[Extracted records]

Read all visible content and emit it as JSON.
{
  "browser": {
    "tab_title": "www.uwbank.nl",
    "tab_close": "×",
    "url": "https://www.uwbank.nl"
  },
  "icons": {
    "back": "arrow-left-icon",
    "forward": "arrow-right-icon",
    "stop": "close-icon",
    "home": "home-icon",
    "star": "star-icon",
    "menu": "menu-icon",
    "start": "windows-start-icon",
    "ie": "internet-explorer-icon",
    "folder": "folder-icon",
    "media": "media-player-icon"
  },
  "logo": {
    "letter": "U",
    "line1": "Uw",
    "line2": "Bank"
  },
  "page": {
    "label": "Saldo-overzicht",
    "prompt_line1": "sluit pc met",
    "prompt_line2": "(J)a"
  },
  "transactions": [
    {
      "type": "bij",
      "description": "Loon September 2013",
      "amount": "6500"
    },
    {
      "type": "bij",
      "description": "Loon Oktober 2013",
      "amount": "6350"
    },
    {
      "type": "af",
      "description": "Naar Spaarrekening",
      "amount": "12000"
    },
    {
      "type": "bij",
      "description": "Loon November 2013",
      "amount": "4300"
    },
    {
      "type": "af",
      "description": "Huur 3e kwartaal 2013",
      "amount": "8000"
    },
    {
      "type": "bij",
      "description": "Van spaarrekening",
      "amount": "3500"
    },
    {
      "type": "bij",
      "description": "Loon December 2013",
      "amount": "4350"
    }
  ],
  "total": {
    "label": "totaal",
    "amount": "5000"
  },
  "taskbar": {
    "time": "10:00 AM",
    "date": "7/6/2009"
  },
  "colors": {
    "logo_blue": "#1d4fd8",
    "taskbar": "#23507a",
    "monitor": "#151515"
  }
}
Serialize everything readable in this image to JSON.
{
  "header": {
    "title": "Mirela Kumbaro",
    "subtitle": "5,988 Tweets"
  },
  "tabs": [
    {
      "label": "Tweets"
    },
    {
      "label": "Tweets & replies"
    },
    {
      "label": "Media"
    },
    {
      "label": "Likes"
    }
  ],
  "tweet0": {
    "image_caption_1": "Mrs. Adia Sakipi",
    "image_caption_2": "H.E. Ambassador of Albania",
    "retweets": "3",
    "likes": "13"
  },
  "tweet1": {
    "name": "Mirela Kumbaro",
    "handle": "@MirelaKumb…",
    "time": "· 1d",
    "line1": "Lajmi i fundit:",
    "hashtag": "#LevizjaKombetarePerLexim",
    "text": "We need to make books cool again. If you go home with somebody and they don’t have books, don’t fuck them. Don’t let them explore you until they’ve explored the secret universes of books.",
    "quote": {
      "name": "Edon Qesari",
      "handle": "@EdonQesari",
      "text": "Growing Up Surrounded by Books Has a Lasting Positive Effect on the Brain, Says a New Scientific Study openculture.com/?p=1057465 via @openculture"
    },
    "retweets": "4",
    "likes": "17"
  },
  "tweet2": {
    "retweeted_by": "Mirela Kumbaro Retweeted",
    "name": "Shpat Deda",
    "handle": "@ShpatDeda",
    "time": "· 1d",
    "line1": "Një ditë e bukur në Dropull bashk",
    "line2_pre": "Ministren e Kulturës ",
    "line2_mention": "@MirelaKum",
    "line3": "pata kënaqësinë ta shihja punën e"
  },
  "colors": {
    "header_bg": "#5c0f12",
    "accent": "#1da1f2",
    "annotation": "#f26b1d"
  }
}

**Task description:**
Above are the records; copy exactly the lines from the one with "Serialize everything readable" through the final line.

**Result:**
Serialize everything readable in this image to JSON.
{
  "header": {
    "title": "Mirela Kumbaro",
    "subtitle": "5,988 Tweets"
  },
  "tabs": [
    {
      "label": "Tweets"
    },
    {
      "label": "Tweets & replies"
    },
    {
      "label": "Media"
    },
    {
      "label": "Likes"
    }
  ],
  "tweet0": {
    "image_caption_1": "Mrs. Adia Sakipi",
    "image_caption_2": "H.E. Ambassador of Albania",
    "retweets": "3",
    "likes": "13"
  },
  "tweet1": {
    "name": "Mirela Kumbaro",
    "handle": "@MirelaKumb…",
    "time": "· 1d",
    "line1": "Lajmi i fundit:",
    "hashtag": "#LevizjaKombetarePerLexim",
    "text": "We need to make books cool again. If you go home with somebody and they don’t have books, don’t fuck them. Don’t let them explore you until they’ve explored the secret universes of books.",
    "quote": {
      "name": "Edon Qesari",
      "handle": "@EdonQesari",
      "text": "Growing Up Surrounded by Books Has a Lasting Positive Effect on the Brain, Says a New Scientific Study openculture.com/?p=1057465 via @openculture"
    },
    "retweets": "4",
    "likes": "17"
  },
  "tweet2": {
    "retweeted_by": "Mirela Kumbaro Retweeted",
    "name": "Shpat Deda",
    "handle": "@ShpatDeda",
    "time": "· 1d",
    "line1": "Një ditë e bukur në Dropull bashk",
    "line2_pre": "Ministren e Kulturës ",
    "line2_mention": "@MirelaKum",
    "line3": "pata kënaqësinë ta shihja punën e"
  },
  "colors": {
    "header_bg": "#5c0f12",
    "accent": "#1da1f2",
    "annotation": "#f26b1d"
  }
}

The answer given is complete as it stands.